▸ Dataset entries:

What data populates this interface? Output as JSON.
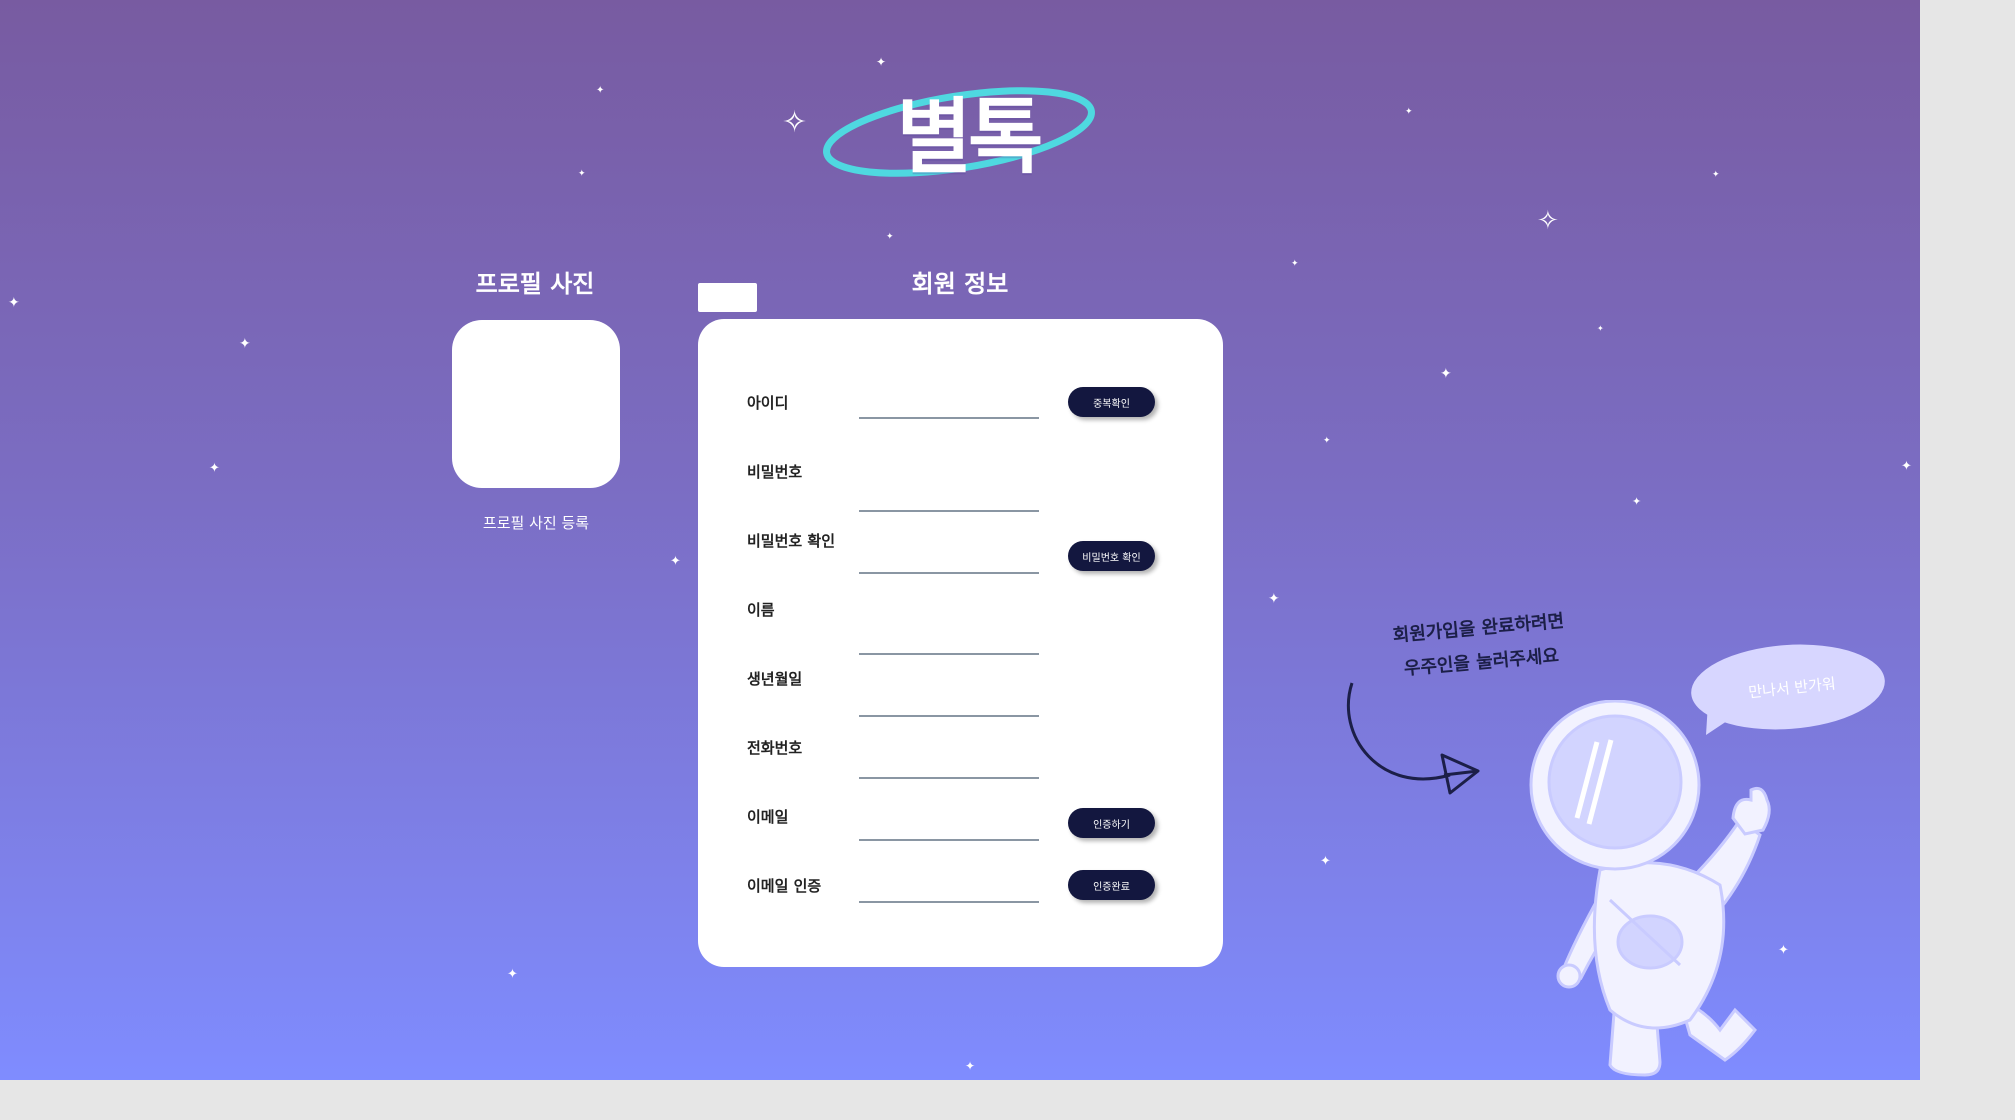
{
  "logo": {
    "text": "별톡"
  },
  "profile": {
    "title": "프로필 사진",
    "register_label": "프로필 사진 등록"
  },
  "member": {
    "title": "회원 정보",
    "fields": [
      {
        "label": "아이디",
        "value": "",
        "button": "중복확인"
      },
      {
        "label": "비밀번호",
        "value": ""
      },
      {
        "label": "비밀번호 확인",
        "value": "",
        "button": "비밀번호 확인"
      },
      {
        "label": "이름",
        "value": ""
      },
      {
        "label": "생년월일",
        "value": ""
      },
      {
        "label": "전화번호",
        "value": ""
      },
      {
        "label": "이메일",
        "value": "",
        "button": "인증하기"
      },
      {
        "label": "이메일 인증",
        "value": "",
        "button": "인증완료"
      }
    ]
  },
  "hint": {
    "line1": "회원가입을 완료하려면",
    "line2": "우주인을 눌러주세요"
  },
  "bubble": {
    "text": "만나서 반가워"
  },
  "icons": {
    "logo_ring": "orbit-ring-icon",
    "astronaut": "astronaut-illustration",
    "arrow": "curved-arrow-icon",
    "stars": "sparkle-star-icon"
  },
  "colors": {
    "bg_top": "#785ba1",
    "bg_bottom": "#7f8cff",
    "logo_ring": "#4fd8e0",
    "button": "#13173f",
    "card": "#ffffff",
    "astronaut_fill": "#f2f2ff",
    "astronaut_visor": "#d2d4ff",
    "bubble": "#d7d6ff"
  }
}
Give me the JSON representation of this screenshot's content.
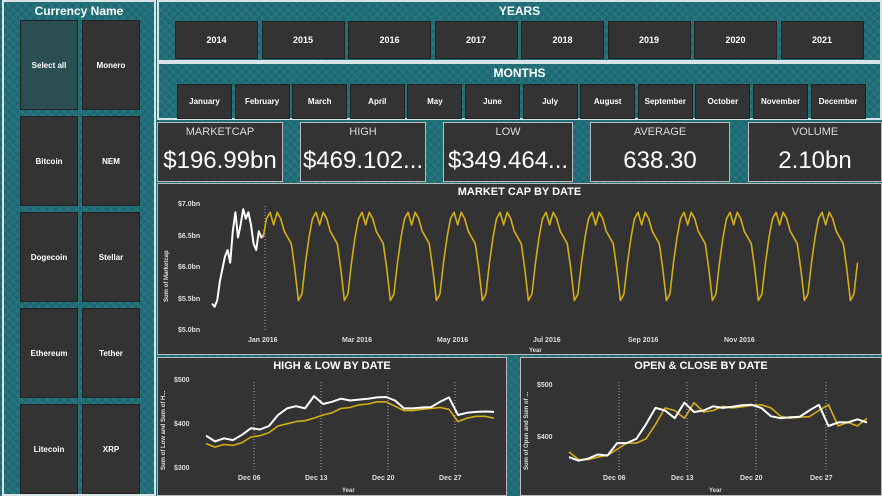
{
  "currency": {
    "title": "Currency Name",
    "items": [
      "Select all",
      "Monero",
      "Bitcoin",
      "NEM",
      "Dogecoin",
      "Stellar",
      "Ethereum",
      "Tether",
      "Litecoin",
      "XRP"
    ]
  },
  "years": {
    "title": "YEARS",
    "items": [
      "2014",
      "2015",
      "2016",
      "2017",
      "2018",
      "2019",
      "2020",
      "2021"
    ]
  },
  "months": {
    "title": "MONTHS",
    "items": [
      "January",
      "February",
      "March",
      "April",
      "May",
      "June",
      "July",
      "August",
      "September",
      "October",
      "November",
      "December"
    ]
  },
  "kpis": [
    {
      "label": "MARKETCAP",
      "value": "$196.99bn"
    },
    {
      "label": "HIGH",
      "value": "$469.102..."
    },
    {
      "label": "LOW",
      "value": "$349.464..."
    },
    {
      "label": "AVERAGE",
      "value": "638.30"
    },
    {
      "label": "VOLUME",
      "value": "2.10bn"
    }
  ],
  "colors": {
    "accent": "#d4ad17",
    "line": "#ffffff",
    "bg": "#333333",
    "teal": "#1f6f78"
  },
  "chart_data": [
    {
      "type": "line",
      "title": "MARKET CAP BY DATE",
      "xlabel": "Year",
      "ylabel": "Sum of Marketcap",
      "yticks": [
        "$7.0bn",
        "$6.5bn",
        "$6.0bn",
        "$5.5bn",
        "$5.0bn"
      ],
      "xticks": [
        "Jan 2016",
        "Mar 2016",
        "May 2016",
        "Jul 2016",
        "Sep 2016",
        "Nov 2016"
      ],
      "ylim": [
        5.0,
        7.0
      ],
      "series": [
        {
          "values": [
            5.45,
            5.4,
            5.5,
            5.8,
            6.0,
            6.2,
            6.3,
            6.1,
            6.6,
            6.9,
            6.5,
            6.7,
            6.95,
            6.8,
            6.9,
            6.7,
            6.4,
            6.3,
            6.6,
            6.5,
            6.55
          ]
        },
        {
          "values": [
            6.5,
            6.8,
            6.9,
            6.7,
            6.9,
            6.8,
            6.6,
            6.5,
            6.4,
            6.0,
            5.5,
            5.6,
            6.1
          ]
        }
      ]
    },
    {
      "type": "line",
      "title": "HIGH & LOW BY DATE",
      "xlabel": "Year",
      "ylabel": "Sum of Low and Sum of H...",
      "yticks": [
        "$500",
        "$400",
        "$300"
      ],
      "xticks": [
        "Dec 06",
        "Dec 13",
        "Dec 20",
        "Dec 27"
      ],
      "ylim": [
        300,
        500
      ],
      "series": [
        {
          "values": [
            378,
            365,
            372,
            368,
            380,
            395,
            392,
            400,
            425,
            440,
            445,
            440,
            468,
            450,
            455,
            462,
            458,
            460,
            462,
            465,
            466,
            458,
            440,
            440,
            442,
            443,
            455,
            465,
            425,
            430,
            432,
            433,
            432
          ]
        },
        {
          "values": [
            360,
            352,
            358,
            356,
            362,
            375,
            378,
            385,
            400,
            405,
            410,
            412,
            418,
            425,
            430,
            440,
            442,
            448,
            450,
            455,
            455,
            445,
            435,
            435,
            438,
            440,
            442,
            438,
            410,
            418,
            422,
            422,
            418
          ]
        }
      ]
    },
    {
      "type": "line",
      "title": "OPEN & CLOSE BY DATE",
      "xlabel": "Year",
      "ylabel": "Sum of Open and Sum of ...",
      "yticks": [
        "$500",
        "$400"
      ],
      "xticks": [
        "Dec 06",
        "Dec 13",
        "Dec 20",
        "Dec 27"
      ],
      "ylim": [
        340,
        510
      ],
      "series": [
        {
          "values": [
            365,
            358,
            362,
            370,
            368,
            392,
            392,
            400,
            428,
            460,
            455,
            440,
            470,
            452,
            455,
            463,
            460,
            462,
            465,
            466,
            460,
            444,
            440,
            442,
            443,
            455,
            466,
            425,
            432,
            432,
            438,
            432
          ]
        },
        {
          "values": [
            375,
            360,
            360,
            365,
            368,
            380,
            392,
            392,
            400,
            428,
            460,
            455,
            440,
            470,
            452,
            455,
            463,
            460,
            462,
            465,
            466,
            460,
            444,
            440,
            442,
            443,
            455,
            466,
            425,
            432,
            425,
            440
          ]
        }
      ]
    }
  ]
}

▸ EXERCISE: Omit all pictures while transcribing the entries verbatim.

▸ THE COMPLETED TASK:
What data populates this interface? Output as JSON.
{
  "logo": {
    "text": "별톡"
  },
  "profile": {
    "title": "프로필 사진",
    "register_label": "프로필 사진 등록"
  },
  "member": {
    "title": "회원 정보",
    "fields": [
      {
        "label": "아이디",
        "value": "",
        "button": "중복확인"
      },
      {
        "label": "비밀번호",
        "value": ""
      },
      {
        "label": "비밀번호 확인",
        "value": "",
        "button": "비밀번호 확인"
      },
      {
        "label": "이름",
        "value": ""
      },
      {
        "label": "생년월일",
        "value": ""
      },
      {
        "label": "전화번호",
        "value": ""
      },
      {
        "label": "이메일",
        "value": "",
        "button": "인증하기"
      },
      {
        "label": "이메일 인증",
        "value": "",
        "button": "인증완료"
      }
    ]
  },
  "hint": {
    "line1": "회원가입을 완료하려면",
    "line2": "우주인을 눌러주세요"
  },
  "bubble": {
    "text": "만나서 반가워"
  },
  "icons": {
    "logo_ring": "orbit-ring-icon",
    "astronaut": "astronaut-illustration",
    "arrow": "curved-arrow-icon",
    "stars": "sparkle-star-icon"
  },
  "colors": {
    "bg_top": "#785ba1",
    "bg_bottom": "#7f8cff",
    "logo_ring": "#4fd8e0",
    "button": "#13173f",
    "card": "#ffffff",
    "astronaut_fill": "#f2f2ff",
    "astronaut_visor": "#d2d4ff",
    "bubble": "#d7d6ff"
  }
}
Give me the JSON representation of this screenshot's content.
{
  "currency": {
    "title": "Currency Name",
    "items": [
      "Select all",
      "Monero",
      "Bitcoin",
      "NEM",
      "Dogecoin",
      "Stellar",
      "Ethereum",
      "Tether",
      "Litecoin",
      "XRP"
    ]
  },
  "years": {
    "title": "YEARS",
    "items": [
      "2014",
      "2015",
      "2016",
      "2017",
      "2018",
      "2019",
      "2020",
      "2021"
    ]
  },
  "months": {
    "title": "MONTHS",
    "items": [
      "January",
      "February",
      "March",
      "April",
      "May",
      "June",
      "July",
      "August",
      "September",
      "October",
      "November",
      "December"
    ]
  },
  "kpis": [
    {
      "label": "MARKETCAP",
      "value": "$196.99bn"
    },
    {
      "label": "HIGH",
      "value": "$469.102..."
    },
    {
      "label": "LOW",
      "value": "$349.464..."
    },
    {
      "label": "AVERAGE",
      "value": "638.30"
    },
    {
      "label": "VOLUME",
      "value": "2.10bn"
    }
  ],
  "colors": {
    "accent": "#d4ad17",
    "line": "#ffffff",
    "bg": "#333333",
    "teal": "#1f6f78"
  },
  "chart_data": [
    {
      "type": "line",
      "title": "MARKET CAP BY DATE",
      "xlabel": "Year",
      "ylabel": "Sum of Marketcap",
      "yticks": [
        "$7.0bn",
        "$6.5bn",
        "$6.0bn",
        "$5.5bn",
        "$5.0bn"
      ],
      "xticks": [
        "Jan 2016",
        "Mar 2016",
        "May 2016",
        "Jul 2016",
        "Sep 2016",
        "Nov 2016"
      ],
      "ylim": [
        5.0,
        7.0
      ],
      "series": [
        {
          "values": [
            5.45,
            5.4,
            5.5,
            5.8,
            6.0,
            6.2,
            6.3,
            6.1,
            6.6,
            6.9,
            6.5,
            6.7,
            6.95,
            6.8,
            6.9,
            6.7,
            6.4,
            6.3,
            6.6,
            6.5,
            6.55
          ]
        },
        {
          "values": [
            6.5,
            6.8,
            6.9,
            6.7,
            6.9,
            6.8,
            6.6,
            6.5,
            6.4,
            6.0,
            5.5,
            5.6,
            6.1
          ]
        }
      ]
    },
    {
      "type": "line",
      "title": "HIGH & LOW BY DATE",
      "xlabel": "Year",
      "ylabel": "Sum of Low and Sum of H...",
      "yticks": [
        "$500",
        "$400",
        "$300"
      ],
      "xticks": [
        "Dec 06",
        "Dec 13",
        "Dec 20",
        "Dec 27"
      ],
      "ylim": [
        300,
        500
      ],
      "series": [
        {
          "values": [
            378,
            365,
            372,
            368,
            380,
            395,
            392,
            400,
            425,
            440,
            445,
            440,
            468,
            450,
            455,
            462,
            458,
            460,
            462,
            465,
            466,
            458,
            440,
            440,
            442,
            443,
            455,
            465,
            425,
            430,
            432,
            433,
            432
          ]
        },
        {
          "values": [
            360,
            352,
            358,
            356,
            362,
            375,
            378,
            385,
            400,
            405,
            410,
            412,
            418,
            425,
            430,
            440,
            442,
            448,
            450,
            455,
            455,
            445,
            435,
            435,
            438,
            440,
            442,
            438,
            410,
            418,
            422,
            422,
            418
          ]
        }
      ]
    },
    {
      "type": "line",
      "title": "OPEN & CLOSE BY DATE",
      "xlabel": "Year",
      "ylabel": "Sum of Open and Sum of ...",
      "yticks": [
        "$500",
        "$400"
      ],
      "xticks": [
        "Dec 06",
        "Dec 13",
        "Dec 20",
        "Dec 27"
      ],
      "ylim": [
        340,
        510
      ],
      "series": [
        {
          "values": [
            365,
            358,
            362,
            370,
            368,
            392,
            392,
            400,
            428,
            460,
            455,
            440,
            470,
            452,
            455,
            463,
            460,
            462,
            465,
            466,
            460,
            444,
            440,
            442,
            443,
            455,
            466,
            425,
            432,
            432,
            438,
            432
          ]
        },
        {
          "values": [
            375,
            360,
            360,
            365,
            368,
            380,
            392,
            392,
            400,
            428,
            460,
            455,
            440,
            470,
            452,
            455,
            463,
            460,
            462,
            465,
            466,
            460,
            444,
            440,
            442,
            443,
            455,
            466,
            425,
            432,
            425,
            440
          ]
        }
      ]
    }
  ]
}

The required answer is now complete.